## Do this
List each line of the data that holds the string "ylabel".

(Items from a figure collection)

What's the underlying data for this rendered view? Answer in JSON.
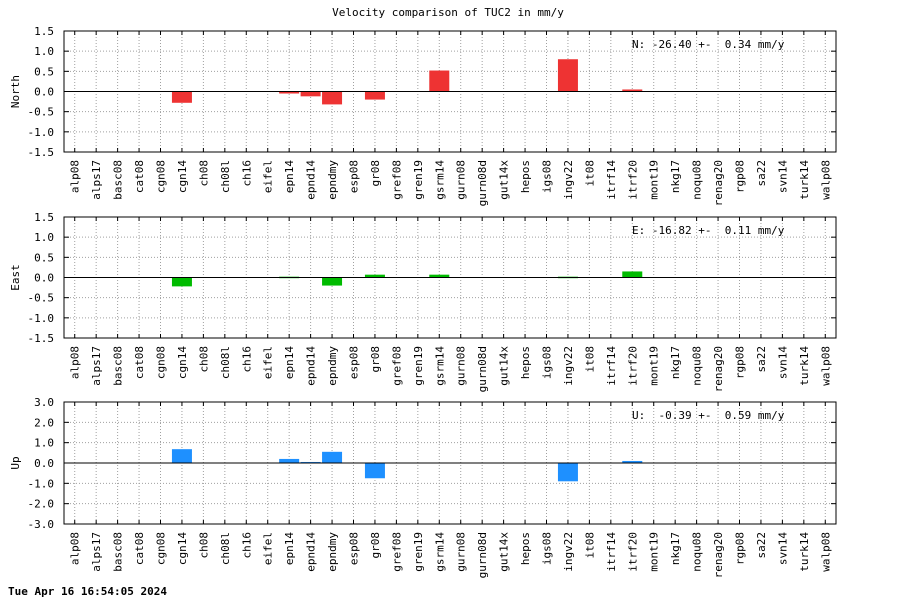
{
  "title": "Velocity comparison of TUC2 in mm/y",
  "footer": "Tue Apr 16 16:54:05 2024",
  "chart_data": [
    {
      "type": "bar",
      "ylabel": "North",
      "annotation": "N: -26.40 +-  0.34 mm/y",
      "color": "#ee3333",
      "ylim": [
        -1.5,
        1.5
      ],
      "yticks": [
        -1.5,
        -1.0,
        -0.5,
        0.0,
        0.5,
        1.0,
        1.5
      ],
      "tick_decimals": 1,
      "grid": true,
      "categories": [
        "alp08",
        "alps17",
        "basc08",
        "cat08",
        "cgn08",
        "cgn14",
        "ch08",
        "ch08l",
        "ch16",
        "eifel",
        "epn14",
        "epnd14",
        "epndmy",
        "esp08",
        "gr08",
        "gref08",
        "gren19",
        "gsrm14",
        "gurn08",
        "gurn08d",
        "gut14x",
        "hepos",
        "igs08",
        "ingv22",
        "it08",
        "itrf14",
        "itrf20",
        "mont19",
        "nkg17",
        "noqu08",
        "renag20",
        "rgp08",
        "sa22",
        "svn14",
        "turk14",
        "walp08"
      ],
      "values": [
        0,
        0,
        0,
        0,
        0,
        -0.28,
        0,
        0,
        0,
        0,
        -0.05,
        -0.12,
        -0.32,
        0,
        -0.2,
        0,
        0,
        0.52,
        0,
        0,
        0,
        0,
        0,
        0.8,
        0,
        0,
        0.05,
        0,
        0,
        0,
        0,
        0,
        0,
        0,
        0,
        0
      ]
    },
    {
      "type": "bar",
      "ylabel": "East",
      "annotation": "E: -16.82 +-  0.11 mm/y",
      "color": "#00bb00",
      "ylim": [
        -1.5,
        1.5
      ],
      "yticks": [
        -1.5,
        -1.0,
        -0.5,
        0.0,
        0.5,
        1.0,
        1.5
      ],
      "tick_decimals": 1,
      "grid": true,
      "categories": [
        "alp08",
        "alps17",
        "basc08",
        "cat08",
        "cgn08",
        "cgn14",
        "ch08",
        "ch08l",
        "ch16",
        "eifel",
        "epn14",
        "epnd14",
        "epndmy",
        "esp08",
        "gr08",
        "gref08",
        "gren19",
        "gsrm14",
        "gurn08",
        "gurn08d",
        "gut14x",
        "hepos",
        "igs08",
        "ingv22",
        "it08",
        "itrf14",
        "itrf20",
        "mont19",
        "nkg17",
        "noqu08",
        "renag20",
        "rgp08",
        "sa22",
        "svn14",
        "turk14",
        "walp08"
      ],
      "values": [
        0,
        0,
        0,
        0,
        0,
        -0.22,
        0,
        0,
        0,
        0,
        0.02,
        0,
        -0.2,
        0,
        0.07,
        0,
        0,
        0.07,
        0,
        0,
        0,
        0,
        0,
        0.02,
        0,
        0,
        0.15,
        0,
        0,
        0,
        0,
        0,
        0,
        0,
        0,
        0
      ]
    },
    {
      "type": "bar",
      "ylabel": "Up",
      "annotation": "U:  -0.39 +-  0.59 mm/y",
      "color": "#1e90ff",
      "ylim": [
        -3.0,
        3.0
      ],
      "yticks": [
        -3.0,
        -2.0,
        -1.0,
        0.0,
        1.0,
        2.0,
        3.0
      ],
      "tick_decimals": 1,
      "grid": true,
      "categories": [
        "alp08",
        "alps17",
        "basc08",
        "cat08",
        "cgn08",
        "cgn14",
        "ch08",
        "ch08l",
        "ch16",
        "eifel",
        "epn14",
        "epnd14",
        "epndmy",
        "esp08",
        "gr08",
        "gref08",
        "gren19",
        "gsrm14",
        "gurn08",
        "gurn08d",
        "gut14x",
        "hepos",
        "igs08",
        "ingv22",
        "it08",
        "itrf14",
        "itrf20",
        "mont19",
        "nkg17",
        "noqu08",
        "renag20",
        "rgp08",
        "sa22",
        "svn14",
        "turk14",
        "walp08"
      ],
      "values": [
        0,
        0,
        0,
        0,
        0,
        0.68,
        0,
        0,
        0,
        0,
        0.2,
        0.05,
        0.55,
        0,
        -0.75,
        0,
        0,
        0,
        0,
        0,
        0,
        0,
        0,
        -0.9,
        0,
        0,
        0.1,
        0,
        0,
        0,
        0,
        0,
        0,
        0,
        0,
        0
      ]
    }
  ]
}
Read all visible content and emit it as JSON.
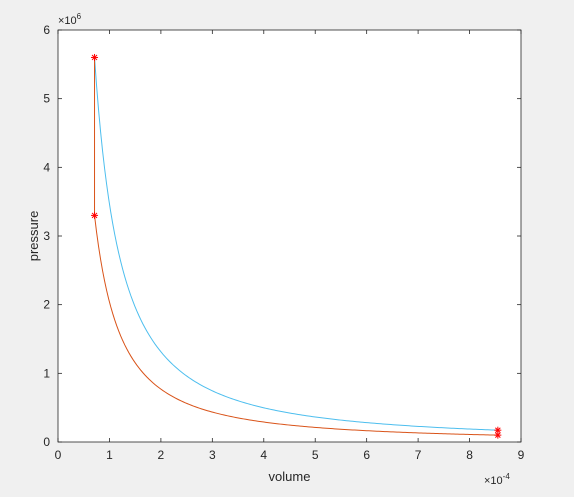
{
  "chart_data": {
    "type": "line",
    "title": "",
    "xlabel": "volume",
    "ylabel": "pressure",
    "x_scale_label": {
      "base": "×10",
      "exp": "-4"
    },
    "y_scale_label": {
      "base": "×10",
      "exp": "6"
    },
    "xlim": [
      0,
      9
    ],
    "ylim": [
      0,
      6
    ],
    "x_ticks": [
      "0",
      "1",
      "2",
      "3",
      "4",
      "5",
      "6",
      "7",
      "8",
      "9"
    ],
    "y_ticks": [
      "0",
      "1",
      "2",
      "3",
      "4",
      "5",
      "6"
    ],
    "grid": false,
    "legend": "none",
    "series": [
      {
        "color": "#4dbeee",
        "curve": "power",
        "from": [
          0.71,
          5.6
        ],
        "to": [
          8.55,
          0.172
        ]
      },
      {
        "color": "#d95319",
        "curve": "power",
        "from": [
          0.71,
          3.3
        ],
        "to": [
          8.55,
          0.1
        ]
      },
      {
        "color": "#d95319",
        "curve": "segment",
        "from": [
          0.71,
          3.3
        ],
        "to": [
          0.71,
          5.6
        ]
      }
    ],
    "markers": {
      "color": "#ff0000",
      "symbol": "asterisk",
      "points": [
        [
          0.71,
          5.6
        ],
        [
          0.71,
          3.3
        ],
        [
          8.55,
          0.172
        ],
        [
          8.55,
          0.1
        ]
      ]
    }
  }
}
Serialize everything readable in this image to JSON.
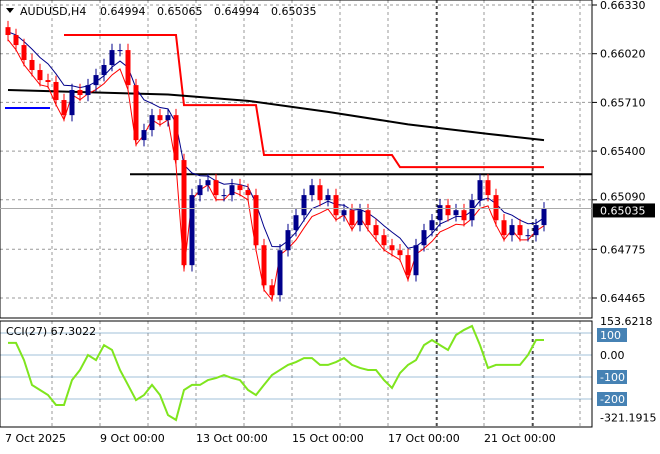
{
  "header": {
    "symbol": "AUDUSD,H4",
    "open": "0.64994",
    "high": "0.65065",
    "low": "0.64994",
    "close": "0.65035"
  },
  "cci_label": "CCI(27) 67.3022",
  "colors": {
    "bull": "#00008b",
    "bear": "#ff0000",
    "ma_fast": "#00008b",
    "ma_band": "#ff0000",
    "ma_slow": "#000000",
    "cci": "#7fe51e",
    "level_box": "#4682b4"
  },
  "chart_data": {
    "type": "candlestick",
    "title": "AUDUSD,H4",
    "price_axis": {
      "ticks": [
        "0.66330",
        "0.66020",
        "0.65710",
        "0.65400",
        "0.65090",
        "0.64775",
        "0.64465"
      ],
      "range": [
        0.64465,
        0.6633
      ]
    },
    "current_price": "0.65035",
    "x_labels": [
      "7 Oct 2025",
      "9 Oct 00:00",
      "13 Oct 00:00",
      "15 Oct 00:00",
      "17 Oct 00:00",
      "21 Oct 00:00"
    ],
    "closes": [
      0.66139,
      0.66075,
      0.6598,
      0.65916,
      0.65852,
      0.6584,
      0.65725,
      0.65629,
      0.65789,
      0.65757,
      0.6582,
      0.65884,
      0.65948,
      0.66043,
      0.66043,
      0.6582,
      0.6547,
      0.65534,
      0.65629,
      0.65597,
      0.65629,
      0.65343,
      0.64674,
      0.6512,
      0.65183,
      0.65215,
      0.6512,
      0.6512,
      0.65183,
      0.65152,
      0.6512,
      0.64801,
      0.64546,
      0.64483,
      0.64769,
      0.64897,
      0.64992,
      0.6512,
      0.65183,
      0.65088,
      0.6512,
      0.64992,
      0.65024,
      0.64929,
      0.65024,
      0.64929,
      0.64865,
      0.64801,
      0.64769,
      0.64738,
      0.6461,
      0.64801,
      0.64897,
      0.6496,
      0.65056,
      0.64992,
      0.65024,
      0.6496,
      0.65088,
      0.65215,
      0.6512,
      0.6496,
      0.64865,
      0.64929,
      0.64865,
      0.64865,
      0.64929,
      0.65035
    ],
    "stepped_line": [
      [
        7,
        0.66139
      ],
      [
        21,
        0.66139
      ],
      [
        22,
        0.65693
      ],
      [
        31,
        0.65693
      ],
      [
        32,
        0.65375
      ],
      [
        48,
        0.65375
      ],
      [
        49,
        0.65298
      ],
      [
        67,
        0.65298
      ]
    ],
    "horizontal_level": 0.65253,
    "short_level": 0.65674,
    "slow_ma": [
      [
        0,
        0.65789
      ],
      [
        20,
        0.6576
      ],
      [
        30,
        0.6572
      ],
      [
        40,
        0.6565
      ],
      [
        50,
        0.6557
      ],
      [
        60,
        0.6551
      ],
      [
        67,
        0.6547
      ]
    ],
    "cci": {
      "period": 27,
      "value": 67.3022,
      "max": "153.6218",
      "min": "-321.1915",
      "levels": [
        "100",
        "0.00",
        "-100",
        "-200"
      ],
      "values": [
        55,
        55,
        -23,
        -136,
        -159,
        -182,
        -227,
        -227,
        -114,
        -68,
        0,
        -23,
        45,
        23,
        -68,
        -136,
        -205,
        -182,
        -136,
        -182,
        -273,
        -295,
        -159,
        -136,
        -136,
        -114,
        -105,
        -91,
        -105,
        -114,
        -159,
        -182,
        -136,
        -91,
        -68,
        -45,
        -32,
        -14,
        -14,
        -45,
        -45,
        -32,
        -14,
        -45,
        -59,
        -68,
        -68,
        -114,
        -150,
        -82,
        -45,
        -23,
        45,
        68,
        45,
        23,
        91,
        114,
        132,
        45,
        -59,
        -45,
        -45,
        -45,
        -45,
        0,
        68,
        68
      ]
    }
  }
}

## Task result
      "ylabel": "North",
      "ylabel": "East",
      "ylabel": "Up",
    "ylabel": "pressure",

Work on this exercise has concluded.